■ Entries shown

######

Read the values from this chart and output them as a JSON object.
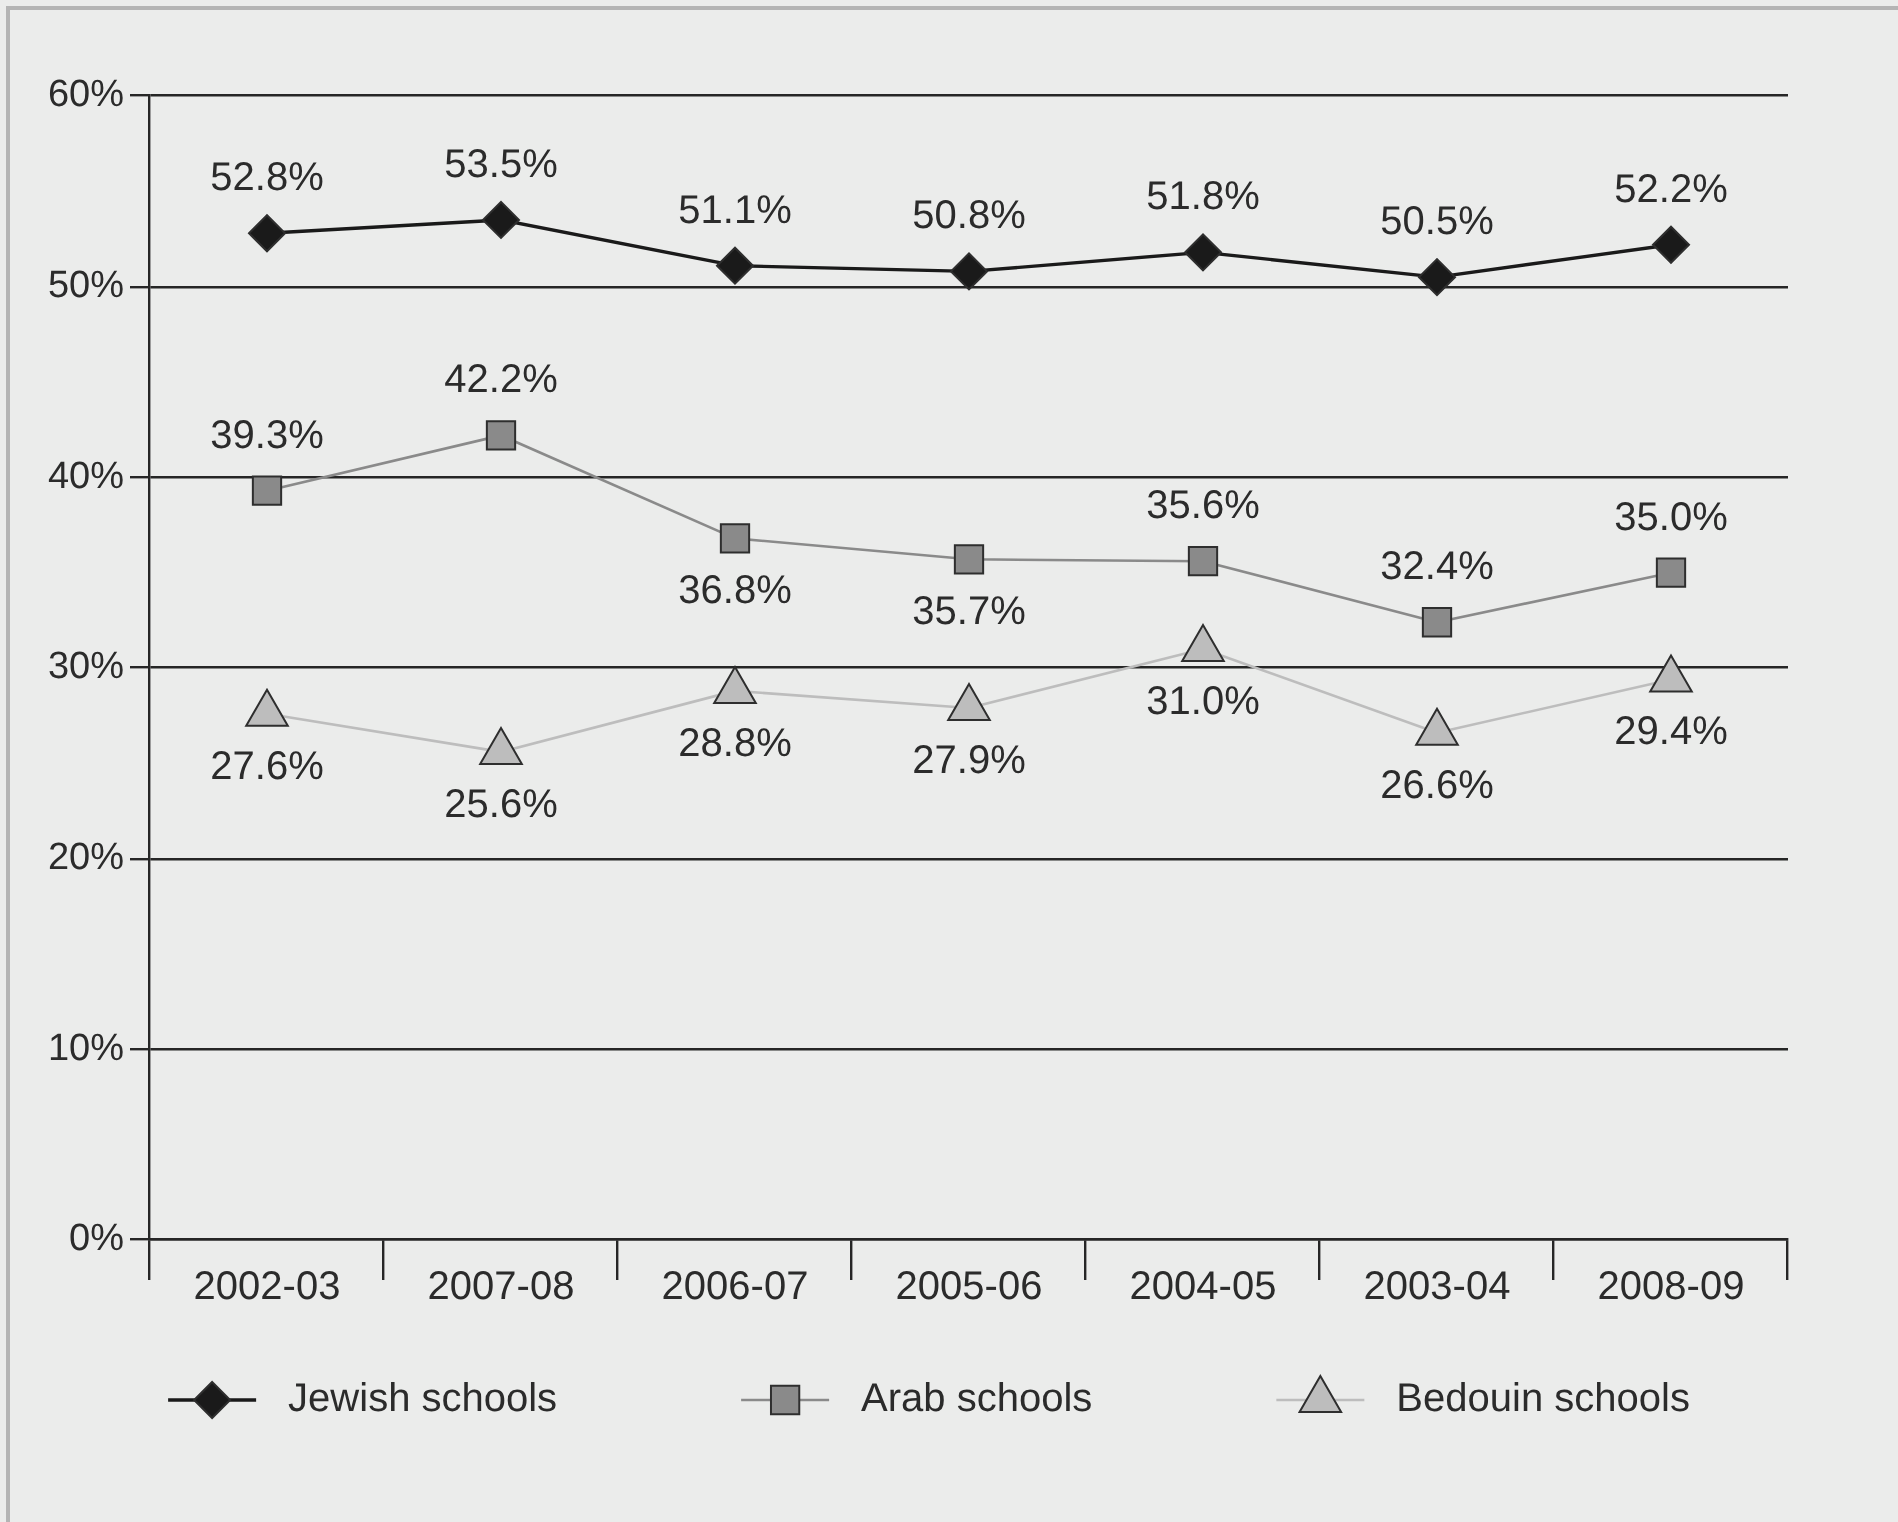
{
  "chart_data": {
    "type": "line",
    "categories": [
      "2002-03",
      "2007-08",
      "2006-07",
      "2005-06",
      "2004-05",
      "2003-04",
      "2008-09"
    ],
    "series": [
      {
        "name": "Jewish schools",
        "color": "#1a1a1a",
        "marker": "diamond",
        "values": [
          52.8,
          53.5,
          51.1,
          50.8,
          51.8,
          50.5,
          52.2
        ],
        "value_labels": [
          "52.8%",
          "53.5%",
          "51.1%",
          "50.8%",
          "51.8%",
          "50.5%",
          "52.2%"
        ]
      },
      {
        "name": "Arab schools",
        "color": "#8a8a8a",
        "marker": "square",
        "values": [
          39.3,
          42.2,
          36.8,
          35.7,
          35.6,
          32.4,
          35.0
        ],
        "value_labels": [
          "39.3%",
          "42.2%",
          "36.8%",
          "35.7%",
          "35.6%",
          "32.4%",
          "35.0%"
        ]
      },
      {
        "name": "Bedouin schools",
        "color": "#bdbdbd",
        "marker": "triangle",
        "values": [
          27.6,
          25.6,
          28.8,
          27.9,
          31.0,
          26.6,
          29.4
        ],
        "value_labels": [
          "27.6%",
          "25.6%",
          "28.8%",
          "27.9%",
          "31.0%",
          "26.6%",
          "29.4%"
        ]
      }
    ],
    "ylim": [
      0,
      60
    ],
    "yticks": [
      {
        "value": 0,
        "label": "0%"
      },
      {
        "value": 10,
        "label": "10%"
      },
      {
        "value": 20,
        "label": "20%"
      },
      {
        "value": 30,
        "label": "30%"
      },
      {
        "value": 40,
        "label": "40%"
      },
      {
        "value": 50,
        "label": "50%"
      },
      {
        "value": 60,
        "label": "60%"
      }
    ],
    "grid": "y",
    "legend": "bottom"
  }
}
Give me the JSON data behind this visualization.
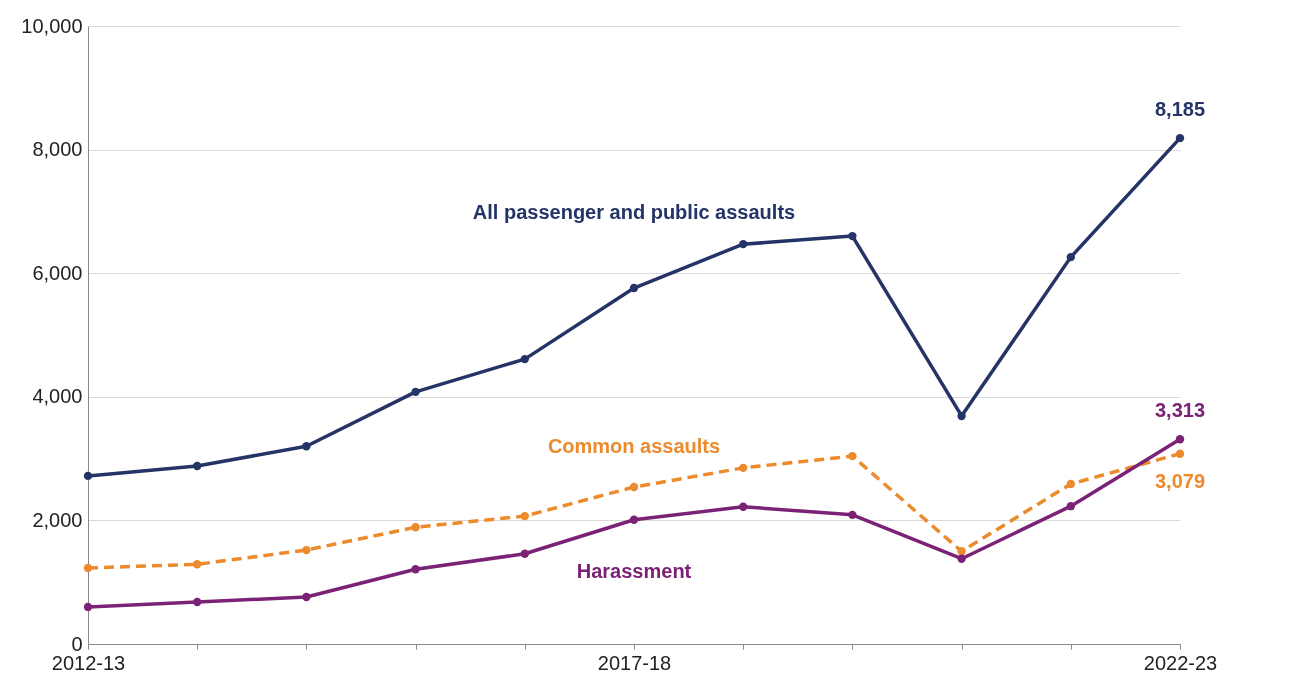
{
  "chart_data": {
    "type": "line",
    "categories": [
      "2012-13",
      null,
      null,
      null,
      null,
      "2017-18",
      null,
      null,
      null,
      null,
      "2022-23"
    ],
    "ylim": [
      0,
      10000
    ],
    "yticks": [
      {
        "value": 0,
        "label": "0"
      },
      {
        "value": 2000,
        "label": "2,000"
      },
      {
        "value": 4000,
        "label": "4,000"
      },
      {
        "value": 6000,
        "label": "6,000"
      },
      {
        "value": 8000,
        "label": "8,000"
      },
      {
        "value": 10000,
        "label": "10,000"
      }
    ],
    "grid": "y",
    "marker": "circle",
    "series": [
      {
        "name": "All passenger and public assaults",
        "color": "#253466",
        "line_style": "solid",
        "values": [
          2720,
          2880,
          3200,
          4080,
          4610,
          5760,
          6470,
          6600,
          3690,
          6260,
          8185
        ],
        "value_labels": [
          null,
          null,
          null,
          null,
          null,
          null,
          null,
          null,
          null,
          null,
          "8,185"
        ]
      },
      {
        "name": "Common assaults",
        "color": "#ec8a2c",
        "line_style": "dashed",
        "values": [
          1230,
          1290,
          1520,
          1890,
          2070,
          2540,
          2850,
          3040,
          1500,
          2590,
          3079
        ],
        "value_labels": [
          null,
          null,
          null,
          null,
          null,
          null,
          null,
          null,
          null,
          null,
          "3,079"
        ]
      },
      {
        "name": "Harassment",
        "color": "#7b2276",
        "line_style": "solid",
        "values": [
          600,
          680,
          760,
          1210,
          1460,
          2010,
          2220,
          2090,
          1380,
          2230,
          3313
        ],
        "value_labels": [
          null,
          null,
          null,
          null,
          null,
          null,
          null,
          null,
          null,
          null,
          "3,313"
        ]
      }
    ]
  }
}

######

■ Objective
Return the records exactly. Don't carry the pictures over.

■ Answer to this exercise
Read the values from this chart and output them as a JSON object.
{
  "chart_data": {
    "type": "line",
    "categories": [
      "2002-03",
      "2007-08",
      "2006-07",
      "2005-06",
      "2004-05",
      "2003-04",
      "2008-09"
    ],
    "series": [
      {
        "name": "Jewish schools",
        "color": "#1a1a1a",
        "marker": "diamond",
        "values": [
          52.8,
          53.5,
          51.1,
          50.8,
          51.8,
          50.5,
          52.2
        ],
        "value_labels": [
          "52.8%",
          "53.5%",
          "51.1%",
          "50.8%",
          "51.8%",
          "50.5%",
          "52.2%"
        ]
      },
      {
        "name": "Arab schools",
        "color": "#8a8a8a",
        "marker": "square",
        "values": [
          39.3,
          42.2,
          36.8,
          35.7,
          35.6,
          32.4,
          35.0
        ],
        "value_labels": [
          "39.3%",
          "42.2%",
          "36.8%",
          "35.7%",
          "35.6%",
          "32.4%",
          "35.0%"
        ]
      },
      {
        "name": "Bedouin schools",
        "color": "#bdbdbd",
        "marker": "triangle",
        "values": [
          27.6,
          25.6,
          28.8,
          27.9,
          31.0,
          26.6,
          29.4
        ],
        "value_labels": [
          "27.6%",
          "25.6%",
          "28.8%",
          "27.9%",
          "31.0%",
          "26.6%",
          "29.4%"
        ]
      }
    ],
    "ylim": [
      0,
      60
    ],
    "yticks": [
      {
        "value": 0,
        "label": "0%"
      },
      {
        "value": 10,
        "label": "10%"
      },
      {
        "value": 20,
        "label": "20%"
      },
      {
        "value": 30,
        "label": "30%"
      },
      {
        "value": 40,
        "label": "40%"
      },
      {
        "value": 50,
        "label": "50%"
      },
      {
        "value": 60,
        "label": "60%"
      }
    ],
    "grid": "y",
    "legend": "bottom"
  }
}
Give me the JSON data behind this visualization.
{
  "chart_data": {
    "type": "line",
    "categories": [
      "2012-13",
      null,
      null,
      null,
      null,
      "2017-18",
      null,
      null,
      null,
      null,
      "2022-23"
    ],
    "ylim": [
      0,
      10000
    ],
    "yticks": [
      {
        "value": 0,
        "label": "0"
      },
      {
        "value": 2000,
        "label": "2,000"
      },
      {
        "value": 4000,
        "label": "4,000"
      },
      {
        "value": 6000,
        "label": "6,000"
      },
      {
        "value": 8000,
        "label": "8,000"
      },
      {
        "value": 10000,
        "label": "10,000"
      }
    ],
    "grid": "y",
    "marker": "circle",
    "series": [
      {
        "name": "All passenger and public assaults",
        "color": "#253466",
        "line_style": "solid",
        "values": [
          2720,
          2880,
          3200,
          4080,
          4610,
          5760,
          6470,
          6600,
          3690,
          6260,
          8185
        ],
        "value_labels": [
          null,
          null,
          null,
          null,
          null,
          null,
          null,
          null,
          null,
          null,
          "8,185"
        ]
      },
      {
        "name": "Common assaults",
        "color": "#ec8a2c",
        "line_style": "dashed",
        "values": [
          1230,
          1290,
          1520,
          1890,
          2070,
          2540,
          2850,
          3040,
          1500,
          2590,
          3079
        ],
        "value_labels": [
          null,
          null,
          null,
          null,
          null,
          null,
          null,
          null,
          null,
          null,
          "3,079"
        ]
      },
      {
        "name": "Harassment",
        "color": "#7b2276",
        "line_style": "solid",
        "values": [
          600,
          680,
          760,
          1210,
          1460,
          2010,
          2220,
          2090,
          1380,
          2230,
          3313
        ],
        "value_labels": [
          null,
          null,
          null,
          null,
          null,
          null,
          null,
          null,
          null,
          null,
          "3,313"
        ]
      }
    ]
  }
}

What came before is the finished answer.